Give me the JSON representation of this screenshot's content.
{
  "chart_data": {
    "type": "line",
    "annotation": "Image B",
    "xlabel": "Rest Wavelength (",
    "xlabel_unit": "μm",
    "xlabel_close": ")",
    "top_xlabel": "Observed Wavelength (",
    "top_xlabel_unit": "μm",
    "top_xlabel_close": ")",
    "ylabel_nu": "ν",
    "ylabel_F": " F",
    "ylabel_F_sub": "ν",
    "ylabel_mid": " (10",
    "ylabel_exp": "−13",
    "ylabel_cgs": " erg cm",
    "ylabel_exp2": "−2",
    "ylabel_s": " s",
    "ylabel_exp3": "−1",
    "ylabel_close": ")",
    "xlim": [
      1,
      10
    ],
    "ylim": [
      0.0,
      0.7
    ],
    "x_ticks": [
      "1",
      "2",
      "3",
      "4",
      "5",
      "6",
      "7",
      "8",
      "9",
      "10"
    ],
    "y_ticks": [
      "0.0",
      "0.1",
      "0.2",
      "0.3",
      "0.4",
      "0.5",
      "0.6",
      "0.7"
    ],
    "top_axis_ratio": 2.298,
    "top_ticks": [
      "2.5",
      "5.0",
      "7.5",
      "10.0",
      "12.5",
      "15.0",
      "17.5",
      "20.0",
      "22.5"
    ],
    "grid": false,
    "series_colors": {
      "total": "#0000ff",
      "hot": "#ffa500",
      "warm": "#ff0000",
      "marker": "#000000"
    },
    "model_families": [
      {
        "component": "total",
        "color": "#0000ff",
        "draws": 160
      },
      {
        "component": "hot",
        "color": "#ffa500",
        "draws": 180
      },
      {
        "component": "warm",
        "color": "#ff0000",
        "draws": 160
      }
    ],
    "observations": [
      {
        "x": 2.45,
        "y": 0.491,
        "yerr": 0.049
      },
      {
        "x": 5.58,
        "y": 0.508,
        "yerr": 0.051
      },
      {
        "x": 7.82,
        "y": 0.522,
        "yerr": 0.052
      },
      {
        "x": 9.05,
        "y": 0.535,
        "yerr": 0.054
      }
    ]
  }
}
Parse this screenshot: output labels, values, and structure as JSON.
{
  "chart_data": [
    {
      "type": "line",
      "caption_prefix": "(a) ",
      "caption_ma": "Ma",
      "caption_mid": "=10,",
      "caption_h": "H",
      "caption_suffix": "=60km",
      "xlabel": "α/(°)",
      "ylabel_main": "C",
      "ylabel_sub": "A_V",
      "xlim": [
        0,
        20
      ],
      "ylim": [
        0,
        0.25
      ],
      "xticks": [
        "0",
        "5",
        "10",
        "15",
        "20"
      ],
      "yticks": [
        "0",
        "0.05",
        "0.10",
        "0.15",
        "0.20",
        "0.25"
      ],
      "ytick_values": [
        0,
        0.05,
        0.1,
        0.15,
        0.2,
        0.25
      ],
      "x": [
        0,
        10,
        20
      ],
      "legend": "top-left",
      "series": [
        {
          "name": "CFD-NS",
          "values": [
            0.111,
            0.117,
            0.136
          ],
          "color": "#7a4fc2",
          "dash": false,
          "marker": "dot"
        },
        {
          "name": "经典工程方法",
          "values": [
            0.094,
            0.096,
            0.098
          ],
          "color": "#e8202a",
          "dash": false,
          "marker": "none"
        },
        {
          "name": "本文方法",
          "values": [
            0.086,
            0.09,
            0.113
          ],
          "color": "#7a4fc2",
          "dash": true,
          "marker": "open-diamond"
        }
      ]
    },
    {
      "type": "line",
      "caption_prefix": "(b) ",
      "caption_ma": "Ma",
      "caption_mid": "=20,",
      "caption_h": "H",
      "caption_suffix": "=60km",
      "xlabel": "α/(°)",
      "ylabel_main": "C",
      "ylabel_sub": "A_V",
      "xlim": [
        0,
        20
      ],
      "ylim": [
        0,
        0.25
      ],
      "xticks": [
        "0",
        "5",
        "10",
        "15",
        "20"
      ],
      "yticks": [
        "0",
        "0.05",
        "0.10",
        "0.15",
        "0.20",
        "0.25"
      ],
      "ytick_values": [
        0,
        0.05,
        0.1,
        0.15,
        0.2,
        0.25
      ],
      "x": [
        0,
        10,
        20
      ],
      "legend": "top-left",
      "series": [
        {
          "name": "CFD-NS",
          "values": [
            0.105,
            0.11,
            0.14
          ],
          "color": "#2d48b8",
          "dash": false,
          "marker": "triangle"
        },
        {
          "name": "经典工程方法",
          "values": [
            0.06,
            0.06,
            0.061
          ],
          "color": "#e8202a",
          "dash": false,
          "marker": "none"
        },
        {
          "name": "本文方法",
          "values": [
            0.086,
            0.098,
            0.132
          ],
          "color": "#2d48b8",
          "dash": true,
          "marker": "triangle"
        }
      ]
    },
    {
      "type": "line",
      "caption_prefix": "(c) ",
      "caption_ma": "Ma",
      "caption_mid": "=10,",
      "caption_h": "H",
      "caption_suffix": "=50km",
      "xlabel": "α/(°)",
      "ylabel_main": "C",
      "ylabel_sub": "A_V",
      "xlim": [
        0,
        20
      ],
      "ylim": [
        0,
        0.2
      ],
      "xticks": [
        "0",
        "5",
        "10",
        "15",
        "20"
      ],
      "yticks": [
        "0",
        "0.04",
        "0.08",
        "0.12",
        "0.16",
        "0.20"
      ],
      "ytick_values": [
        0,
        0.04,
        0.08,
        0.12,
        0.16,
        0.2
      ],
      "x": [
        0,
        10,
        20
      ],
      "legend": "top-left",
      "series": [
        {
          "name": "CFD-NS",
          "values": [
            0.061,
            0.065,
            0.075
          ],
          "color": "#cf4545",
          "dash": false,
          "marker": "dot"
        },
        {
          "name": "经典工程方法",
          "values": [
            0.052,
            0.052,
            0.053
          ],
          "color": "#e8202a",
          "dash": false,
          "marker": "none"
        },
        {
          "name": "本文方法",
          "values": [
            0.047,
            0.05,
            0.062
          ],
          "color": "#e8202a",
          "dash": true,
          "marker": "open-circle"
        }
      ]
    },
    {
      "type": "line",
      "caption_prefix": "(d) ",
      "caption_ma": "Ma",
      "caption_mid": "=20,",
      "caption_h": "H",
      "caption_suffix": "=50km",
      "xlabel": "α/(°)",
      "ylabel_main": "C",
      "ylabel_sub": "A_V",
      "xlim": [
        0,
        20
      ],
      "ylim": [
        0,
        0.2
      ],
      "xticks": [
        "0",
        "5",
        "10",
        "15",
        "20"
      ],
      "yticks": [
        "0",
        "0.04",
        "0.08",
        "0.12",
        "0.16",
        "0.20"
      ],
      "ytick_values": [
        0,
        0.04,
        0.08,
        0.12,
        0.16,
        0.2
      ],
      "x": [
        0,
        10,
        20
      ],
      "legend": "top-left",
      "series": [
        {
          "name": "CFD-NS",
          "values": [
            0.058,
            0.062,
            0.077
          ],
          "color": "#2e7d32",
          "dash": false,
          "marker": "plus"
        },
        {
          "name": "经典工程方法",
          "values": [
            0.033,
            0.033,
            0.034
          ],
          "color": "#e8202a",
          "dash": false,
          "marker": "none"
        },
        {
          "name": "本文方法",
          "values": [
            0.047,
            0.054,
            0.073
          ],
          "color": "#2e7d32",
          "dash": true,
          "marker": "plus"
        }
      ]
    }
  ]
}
----
### WHAT IS REQUIRED
Reproduce each line verbatim.

### FINISHED ANSWER
Give me the JSON representation of this screenshot's content.
{
  "chart_data": {
    "type": "line",
    "annotation": "Image B",
    "xlabel": "Rest Wavelength (",
    "xlabel_unit": "μm",
    "xlabel_close": ")",
    "top_xlabel": "Observed Wavelength (",
    "top_xlabel_unit": "μm",
    "top_xlabel_close": ")",
    "ylabel_nu": "ν",
    "ylabel_F": " F",
    "ylabel_F_sub": "ν",
    "ylabel_mid": " (10",
    "ylabel_exp": "−13",
    "ylabel_cgs": " erg cm",
    "ylabel_exp2": "−2",
    "ylabel_s": " s",
    "ylabel_exp3": "−1",
    "ylabel_close": ")",
    "xlim": [
      1,
      10
    ],
    "ylim": [
      0.0,
      0.7
    ],
    "x_ticks": [
      "1",
      "2",
      "3",
      "4",
      "5",
      "6",
      "7",
      "8",
      "9",
      "10"
    ],
    "y_ticks": [
      "0.0",
      "0.1",
      "0.2",
      "0.3",
      "0.4",
      "0.5",
      "0.6",
      "0.7"
    ],
    "top_axis_ratio": 2.298,
    "top_ticks": [
      "2.5",
      "5.0",
      "7.5",
      "10.0",
      "12.5",
      "15.0",
      "17.5",
      "20.0",
      "22.5"
    ],
    "grid": false,
    "series_colors": {
      "total": "#0000ff",
      "hot": "#ffa500",
      "warm": "#ff0000",
      "marker": "#000000"
    },
    "model_families": [
      {
        "component": "total",
        "color": "#0000ff",
        "draws": 160
      },
      {
        "component": "hot",
        "color": "#ffa500",
        "draws": 180
      },
      {
        "component": "warm",
        "color": "#ff0000",
        "draws": 160
      }
    ],
    "observations": [
      {
        "x": 2.45,
        "y": 0.491,
        "yerr": 0.049
      },
      {
        "x": 5.58,
        "y": 0.508,
        "yerr": 0.051
      },
      {
        "x": 7.82,
        "y": 0.522,
        "yerr": 0.052
      },
      {
        "x": 9.05,
        "y": 0.535,
        "yerr": 0.054
      }
    ]
  }
}
Parse this screenshot: output labels, values, and structure as JSON.
{
  "chart_data": [
    {
      "type": "line",
      "caption_prefix": "(a) ",
      "caption_ma": "Ma",
      "caption_mid": "=10,",
      "caption_h": "H",
      "caption_suffix": "=60km",
      "xlabel": "α/(°)",
      "ylabel_main": "C",
      "ylabel_sub": "A_V",
      "xlim": [
        0,
        20
      ],
      "ylim": [
        0,
        0.25
      ],
      "xticks": [
        "0",
        "5",
        "10",
        "15",
        "20"
      ],
      "yticks": [
        "0",
        "0.05",
        "0.10",
        "0.15",
        "0.20",
        "0.25"
      ],
      "ytick_values": [
        0,
        0.05,
        0.1,
        0.15,
        0.2,
        0.25
      ],
      "x": [
        0,
        10,
        20
      ],
      "legend": "top-left",
      "series": [
        {
          "name": "CFD-NS",
          "values": [
            0.111,
            0.117,
            0.136
          ],
          "color": "#7a4fc2",
          "dash": false,
          "marker": "dot"
        },
        {
          "name": "经典工程方法",
          "values": [
            0.094,
            0.096,
            0.098
          ],
          "color": "#e8202a",
          "dash": false,
          "marker": "none"
        },
        {
          "name": "本文方法",
          "values": [
            0.086,
            0.09,
            0.113
          ],
          "color": "#7a4fc2",
          "dash": true,
          "marker": "open-diamond"
        }
      ]
    },
    {
      "type": "line",
      "caption_prefix": "(b) ",
      "caption_ma": "Ma",
      "caption_mid": "=20,",
      "caption_h": "H",
      "caption_suffix": "=60km",
      "xlabel": "α/(°)",
      "ylabel_main": "C",
      "ylabel_sub": "A_V",
      "xlim": [
        0,
        20
      ],
      "ylim": [
        0,
        0.25
      ],
      "xticks": [
        "0",
        "5",
        "10",
        "15",
        "20"
      ],
      "yticks": [
        "0",
        "0.05",
        "0.10",
        "0.15",
        "0.20",
        "0.25"
      ],
      "ytick_values": [
        0,
        0.05,
        0.1,
        0.15,
        0.2,
        0.25
      ],
      "x": [
        0,
        10,
        20
      ],
      "legend": "top-left",
      "series": [
        {
          "name": "CFD-NS",
          "values": [
            0.105,
            0.11,
            0.14
          ],
          "color": "#2d48b8",
          "dash": false,
          "marker": "triangle"
        },
        {
          "name": "经典工程方法",
          "values": [
            0.06,
            0.06,
            0.061
          ],
          "color": "#e8202a",
          "dash": false,
          "marker": "none"
        },
        {
          "name": "本文方法",
          "values": [
            0.086,
            0.098,
            0.132
          ],
          "color": "#2d48b8",
          "dash": true,
          "marker": "triangle"
        }
      ]
    },
    {
      "type": "line",
      "caption_prefix": "(c) ",
      "caption_ma": "Ma",
      "caption_mid": "=10,",
      "caption_h": "H",
      "caption_suffix": "=50km",
      "xlabel": "α/(°)",
      "ylabel_main": "C",
      "ylabel_sub": "A_V",
      "xlim": [
        0,
        20
      ],
      "ylim": [
        0,
        0.2
      ],
      "xticks": [
        "0",
        "5",
        "10",
        "15",
        "20"
      ],
      "yticks": [
        "0",
        "0.04",
        "0.08",
        "0.12",
        "0.16",
        "0.20"
      ],
      "ytick_values": [
        0,
        0.04,
        0.08,
        0.12,
        0.16,
        0.2
      ],
      "x": [
        0,
        10,
        20
      ],
      "legend": "top-left",
      "series": [
        {
          "name": "CFD-NS",
          "values": [
            0.061,
            0.065,
            0.075
          ],
          "color": "#cf4545",
          "dash": false,
          "marker": "dot"
        },
        {
          "name": "经典工程方法",
          "values": [
            0.052,
            0.052,
            0.053
          ],
          "color": "#e8202a",
          "dash": false,
          "marker": "none"
        },
        {
          "name": "本文方法",
          "values": [
            0.047,
            0.05,
            0.062
          ],
          "color": "#e8202a",
          "dash": true,
          "marker": "open-circle"
        }
      ]
    },
    {
      "type": "line",
      "caption_prefix": "(d) ",
      "caption_ma": "Ma",
      "caption_mid": "=20,",
      "caption_h": "H",
      "caption_suffix": "=50km",
      "xlabel": "α/(°)",
      "ylabel_main": "C",
      "ylabel_sub": "A_V",
      "xlim": [
        0,
        20
      ],
      "ylim": [
        0,
        0.2
      ],
      "xticks": [
        "0",
        "5",
        "10",
        "15",
        "20"
      ],
      "yticks": [
        "0",
        "0.04",
        "0.08",
        "0.12",
        "0.16",
        "0.20"
      ],
      "ytick_values": [
        0,
        0.04,
        0.08,
        0.12,
        0.16,
        0.2
      ],
      "x": [
        0,
        10,
        20
      ],
      "legend": "top-left",
      "series": [
        {
          "name": "CFD-NS",
          "values": [
            0.058,
            0.062,
            0.077
          ],
          "color": "#2e7d32",
          "dash": false,
          "marker": "plus"
        },
        {
          "name": "经典工程方法",
          "values": [
            0.033,
            0.033,
            0.034
          ],
          "color": "#e8202a",
          "dash": false,
          "marker": "none"
        },
        {
          "name": "本文方法",
          "values": [
            0.047,
            0.054,
            0.073
          ],
          "color": "#2e7d32",
          "dash": true,
          "marker": "plus"
        }
      ]
    }
  ]
}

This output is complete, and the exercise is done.